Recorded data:
= = =

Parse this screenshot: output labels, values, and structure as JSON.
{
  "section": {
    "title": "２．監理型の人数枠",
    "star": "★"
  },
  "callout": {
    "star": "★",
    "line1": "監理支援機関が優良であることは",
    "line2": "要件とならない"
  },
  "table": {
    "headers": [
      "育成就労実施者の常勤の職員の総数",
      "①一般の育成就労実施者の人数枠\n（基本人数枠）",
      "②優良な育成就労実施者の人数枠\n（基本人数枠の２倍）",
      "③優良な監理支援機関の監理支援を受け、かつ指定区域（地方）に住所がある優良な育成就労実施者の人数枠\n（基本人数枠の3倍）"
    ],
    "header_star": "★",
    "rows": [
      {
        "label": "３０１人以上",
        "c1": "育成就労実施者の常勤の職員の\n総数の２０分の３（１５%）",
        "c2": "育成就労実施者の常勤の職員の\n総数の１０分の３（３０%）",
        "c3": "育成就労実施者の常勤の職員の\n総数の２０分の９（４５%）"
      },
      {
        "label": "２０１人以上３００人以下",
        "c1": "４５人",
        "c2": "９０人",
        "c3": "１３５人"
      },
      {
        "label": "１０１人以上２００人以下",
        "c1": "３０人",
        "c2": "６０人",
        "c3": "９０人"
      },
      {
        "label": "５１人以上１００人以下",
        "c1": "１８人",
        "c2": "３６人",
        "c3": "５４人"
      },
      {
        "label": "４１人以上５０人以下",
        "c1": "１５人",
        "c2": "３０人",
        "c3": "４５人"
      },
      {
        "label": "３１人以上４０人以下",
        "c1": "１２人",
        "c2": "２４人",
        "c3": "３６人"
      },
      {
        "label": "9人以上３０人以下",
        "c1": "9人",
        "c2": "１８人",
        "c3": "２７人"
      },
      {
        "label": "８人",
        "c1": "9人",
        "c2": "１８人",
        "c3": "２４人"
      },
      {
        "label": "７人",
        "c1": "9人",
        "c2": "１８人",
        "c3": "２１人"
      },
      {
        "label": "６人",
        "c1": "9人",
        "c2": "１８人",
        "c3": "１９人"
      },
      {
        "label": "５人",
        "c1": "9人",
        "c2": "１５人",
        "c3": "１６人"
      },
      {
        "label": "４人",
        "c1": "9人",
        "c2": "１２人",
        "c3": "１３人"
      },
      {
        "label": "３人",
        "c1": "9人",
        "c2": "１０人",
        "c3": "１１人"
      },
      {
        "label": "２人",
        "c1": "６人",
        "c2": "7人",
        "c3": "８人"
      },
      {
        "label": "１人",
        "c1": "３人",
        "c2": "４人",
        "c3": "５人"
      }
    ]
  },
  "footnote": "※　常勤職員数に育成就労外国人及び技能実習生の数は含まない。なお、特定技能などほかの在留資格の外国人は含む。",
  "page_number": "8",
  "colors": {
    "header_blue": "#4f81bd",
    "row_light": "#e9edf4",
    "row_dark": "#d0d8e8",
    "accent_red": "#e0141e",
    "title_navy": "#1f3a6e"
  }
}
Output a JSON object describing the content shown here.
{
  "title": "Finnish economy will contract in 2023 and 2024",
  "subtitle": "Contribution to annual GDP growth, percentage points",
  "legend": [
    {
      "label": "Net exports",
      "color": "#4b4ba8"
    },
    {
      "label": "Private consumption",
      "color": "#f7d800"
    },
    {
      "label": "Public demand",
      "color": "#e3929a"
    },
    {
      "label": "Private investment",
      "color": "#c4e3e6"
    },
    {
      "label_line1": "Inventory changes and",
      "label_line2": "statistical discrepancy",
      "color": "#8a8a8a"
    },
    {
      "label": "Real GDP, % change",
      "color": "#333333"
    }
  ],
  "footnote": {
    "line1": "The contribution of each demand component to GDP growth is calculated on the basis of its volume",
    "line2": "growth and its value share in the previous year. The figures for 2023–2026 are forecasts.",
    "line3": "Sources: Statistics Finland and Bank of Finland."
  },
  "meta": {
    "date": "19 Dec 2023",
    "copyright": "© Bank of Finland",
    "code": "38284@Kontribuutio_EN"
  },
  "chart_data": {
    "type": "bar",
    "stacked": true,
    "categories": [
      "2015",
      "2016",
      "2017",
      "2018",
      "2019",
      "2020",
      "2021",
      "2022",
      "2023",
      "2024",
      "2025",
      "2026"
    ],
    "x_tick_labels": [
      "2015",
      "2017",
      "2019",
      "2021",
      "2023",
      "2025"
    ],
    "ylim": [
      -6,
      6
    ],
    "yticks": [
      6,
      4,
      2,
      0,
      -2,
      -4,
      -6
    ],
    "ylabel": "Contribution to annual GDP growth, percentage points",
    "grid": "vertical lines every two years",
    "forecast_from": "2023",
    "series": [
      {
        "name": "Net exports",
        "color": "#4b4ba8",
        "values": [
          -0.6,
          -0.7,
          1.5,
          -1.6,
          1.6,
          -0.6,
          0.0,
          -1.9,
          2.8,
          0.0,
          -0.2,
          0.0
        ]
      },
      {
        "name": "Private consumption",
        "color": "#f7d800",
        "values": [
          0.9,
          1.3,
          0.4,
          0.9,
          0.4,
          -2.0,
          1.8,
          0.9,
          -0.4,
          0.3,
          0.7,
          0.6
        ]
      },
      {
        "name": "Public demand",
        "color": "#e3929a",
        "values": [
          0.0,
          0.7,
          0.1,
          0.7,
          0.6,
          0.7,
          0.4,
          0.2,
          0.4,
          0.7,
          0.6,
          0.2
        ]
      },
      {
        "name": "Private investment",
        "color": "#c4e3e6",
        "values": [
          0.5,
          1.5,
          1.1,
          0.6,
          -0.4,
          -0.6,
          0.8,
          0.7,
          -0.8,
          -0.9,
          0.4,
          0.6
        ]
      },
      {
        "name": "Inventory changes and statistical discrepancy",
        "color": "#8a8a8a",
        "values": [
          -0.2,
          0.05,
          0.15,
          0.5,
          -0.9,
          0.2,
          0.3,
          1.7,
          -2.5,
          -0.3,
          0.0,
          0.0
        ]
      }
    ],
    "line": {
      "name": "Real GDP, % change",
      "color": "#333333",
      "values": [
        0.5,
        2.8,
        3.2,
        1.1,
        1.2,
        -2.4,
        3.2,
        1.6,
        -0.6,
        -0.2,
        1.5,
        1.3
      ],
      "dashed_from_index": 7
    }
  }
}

= = =

* **TASK OBJECTIVE**
Track down the lines that include the word "percentage" and copy them.

* **COMPLETED EXERCISE**
  "subtitle": "Contribution to annual GDP growth, percentage points",
    "ylabel": "Contribution to annual GDP growth, percentage points",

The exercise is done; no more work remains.